[Data listing]
:::

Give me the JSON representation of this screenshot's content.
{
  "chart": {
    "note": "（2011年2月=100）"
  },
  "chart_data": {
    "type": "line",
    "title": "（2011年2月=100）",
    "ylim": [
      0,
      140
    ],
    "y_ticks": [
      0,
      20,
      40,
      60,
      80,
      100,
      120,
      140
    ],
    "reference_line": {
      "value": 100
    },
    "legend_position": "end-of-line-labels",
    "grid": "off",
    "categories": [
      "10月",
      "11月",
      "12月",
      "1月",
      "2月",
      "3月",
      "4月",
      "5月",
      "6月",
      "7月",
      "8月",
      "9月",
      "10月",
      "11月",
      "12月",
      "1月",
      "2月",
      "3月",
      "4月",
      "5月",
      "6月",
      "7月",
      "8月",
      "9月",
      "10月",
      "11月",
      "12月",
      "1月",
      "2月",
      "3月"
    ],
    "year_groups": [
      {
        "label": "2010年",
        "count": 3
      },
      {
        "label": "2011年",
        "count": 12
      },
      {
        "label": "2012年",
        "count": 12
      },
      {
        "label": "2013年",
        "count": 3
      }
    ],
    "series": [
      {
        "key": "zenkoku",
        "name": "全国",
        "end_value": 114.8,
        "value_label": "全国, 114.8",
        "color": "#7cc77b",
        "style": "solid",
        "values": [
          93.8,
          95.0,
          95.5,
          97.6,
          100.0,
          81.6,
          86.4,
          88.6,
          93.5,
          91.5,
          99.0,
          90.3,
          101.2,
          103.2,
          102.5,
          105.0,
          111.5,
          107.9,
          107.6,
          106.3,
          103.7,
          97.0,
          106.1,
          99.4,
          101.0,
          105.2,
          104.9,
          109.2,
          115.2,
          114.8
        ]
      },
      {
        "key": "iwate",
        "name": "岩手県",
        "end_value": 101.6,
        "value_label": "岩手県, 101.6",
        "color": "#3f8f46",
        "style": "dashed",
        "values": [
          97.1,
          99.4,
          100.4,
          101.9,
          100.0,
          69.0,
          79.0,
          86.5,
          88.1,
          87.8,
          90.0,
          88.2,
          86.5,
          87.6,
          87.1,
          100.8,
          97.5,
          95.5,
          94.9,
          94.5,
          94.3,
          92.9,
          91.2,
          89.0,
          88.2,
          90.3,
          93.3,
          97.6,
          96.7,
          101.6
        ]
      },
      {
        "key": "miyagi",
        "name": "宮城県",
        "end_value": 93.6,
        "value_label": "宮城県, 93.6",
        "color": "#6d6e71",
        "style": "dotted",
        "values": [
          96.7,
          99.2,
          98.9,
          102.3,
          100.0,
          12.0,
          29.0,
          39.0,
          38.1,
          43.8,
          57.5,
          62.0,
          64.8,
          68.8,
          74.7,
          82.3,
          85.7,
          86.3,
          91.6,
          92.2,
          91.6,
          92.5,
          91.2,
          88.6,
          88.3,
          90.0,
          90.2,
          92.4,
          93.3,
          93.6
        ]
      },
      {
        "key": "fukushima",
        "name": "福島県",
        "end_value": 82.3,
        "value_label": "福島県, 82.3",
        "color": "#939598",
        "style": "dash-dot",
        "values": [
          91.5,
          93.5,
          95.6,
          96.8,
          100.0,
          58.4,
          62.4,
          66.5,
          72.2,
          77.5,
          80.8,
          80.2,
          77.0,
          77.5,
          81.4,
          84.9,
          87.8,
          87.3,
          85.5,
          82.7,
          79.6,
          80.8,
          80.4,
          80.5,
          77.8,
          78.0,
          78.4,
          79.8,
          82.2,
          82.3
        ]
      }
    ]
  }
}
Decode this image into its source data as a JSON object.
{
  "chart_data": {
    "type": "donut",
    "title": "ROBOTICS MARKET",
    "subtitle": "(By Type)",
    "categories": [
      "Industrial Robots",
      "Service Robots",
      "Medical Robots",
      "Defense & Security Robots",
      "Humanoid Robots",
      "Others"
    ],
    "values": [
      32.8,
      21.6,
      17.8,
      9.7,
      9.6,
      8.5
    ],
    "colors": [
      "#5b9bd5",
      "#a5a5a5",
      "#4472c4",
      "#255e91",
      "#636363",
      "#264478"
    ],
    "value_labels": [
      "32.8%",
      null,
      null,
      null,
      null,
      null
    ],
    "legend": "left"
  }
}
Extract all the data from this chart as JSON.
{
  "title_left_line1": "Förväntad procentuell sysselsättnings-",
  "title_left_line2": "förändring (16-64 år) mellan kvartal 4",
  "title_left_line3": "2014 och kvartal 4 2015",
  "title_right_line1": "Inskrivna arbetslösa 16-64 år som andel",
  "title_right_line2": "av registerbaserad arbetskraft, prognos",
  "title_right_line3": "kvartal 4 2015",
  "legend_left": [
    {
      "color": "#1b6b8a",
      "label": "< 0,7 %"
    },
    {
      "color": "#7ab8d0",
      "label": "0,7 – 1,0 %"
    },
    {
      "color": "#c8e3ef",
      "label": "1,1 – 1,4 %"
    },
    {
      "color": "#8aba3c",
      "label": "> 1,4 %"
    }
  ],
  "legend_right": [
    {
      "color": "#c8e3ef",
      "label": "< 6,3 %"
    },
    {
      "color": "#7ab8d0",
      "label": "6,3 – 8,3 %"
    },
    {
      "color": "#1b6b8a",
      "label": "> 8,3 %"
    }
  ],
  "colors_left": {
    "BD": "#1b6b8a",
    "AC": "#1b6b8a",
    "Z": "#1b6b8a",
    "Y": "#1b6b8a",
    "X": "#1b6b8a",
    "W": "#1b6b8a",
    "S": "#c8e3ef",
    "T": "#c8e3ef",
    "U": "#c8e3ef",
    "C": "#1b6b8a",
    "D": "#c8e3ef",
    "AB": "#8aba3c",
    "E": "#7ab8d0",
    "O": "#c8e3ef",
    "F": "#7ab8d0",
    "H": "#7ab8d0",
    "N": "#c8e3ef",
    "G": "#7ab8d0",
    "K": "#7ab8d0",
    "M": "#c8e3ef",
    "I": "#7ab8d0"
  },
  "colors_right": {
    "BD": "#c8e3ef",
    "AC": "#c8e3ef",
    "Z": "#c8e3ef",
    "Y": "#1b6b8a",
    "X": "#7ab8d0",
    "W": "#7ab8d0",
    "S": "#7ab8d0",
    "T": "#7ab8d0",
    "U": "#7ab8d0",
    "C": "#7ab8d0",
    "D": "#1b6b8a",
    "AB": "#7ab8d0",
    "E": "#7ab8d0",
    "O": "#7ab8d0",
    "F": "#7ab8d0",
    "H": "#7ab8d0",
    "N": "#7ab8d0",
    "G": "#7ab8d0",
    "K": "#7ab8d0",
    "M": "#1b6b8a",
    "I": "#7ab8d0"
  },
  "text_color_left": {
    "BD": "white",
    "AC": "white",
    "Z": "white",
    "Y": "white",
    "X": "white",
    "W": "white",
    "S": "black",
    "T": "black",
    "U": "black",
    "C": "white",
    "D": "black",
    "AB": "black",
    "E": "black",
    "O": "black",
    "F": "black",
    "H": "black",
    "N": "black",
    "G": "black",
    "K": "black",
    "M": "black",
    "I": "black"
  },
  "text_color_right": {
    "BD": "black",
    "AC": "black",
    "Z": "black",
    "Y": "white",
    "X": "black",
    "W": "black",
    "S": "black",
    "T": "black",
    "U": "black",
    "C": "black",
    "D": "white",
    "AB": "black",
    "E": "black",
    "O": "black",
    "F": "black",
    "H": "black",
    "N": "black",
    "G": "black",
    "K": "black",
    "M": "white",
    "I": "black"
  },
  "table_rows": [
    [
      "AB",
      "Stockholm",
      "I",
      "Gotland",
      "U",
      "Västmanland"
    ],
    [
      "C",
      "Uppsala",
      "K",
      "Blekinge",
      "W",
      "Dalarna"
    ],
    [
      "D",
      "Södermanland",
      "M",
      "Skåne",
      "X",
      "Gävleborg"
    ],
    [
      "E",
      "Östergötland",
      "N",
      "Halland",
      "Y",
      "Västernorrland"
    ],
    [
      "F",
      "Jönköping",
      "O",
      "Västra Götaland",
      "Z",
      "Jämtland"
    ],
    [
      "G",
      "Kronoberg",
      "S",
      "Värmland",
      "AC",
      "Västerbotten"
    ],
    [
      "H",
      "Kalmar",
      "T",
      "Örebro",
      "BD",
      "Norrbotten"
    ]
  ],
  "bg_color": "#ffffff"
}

:::

** What you need to do **
Indicate how many lines of the material include the word "white"; the number alone is required.

** Output of the exercise **
10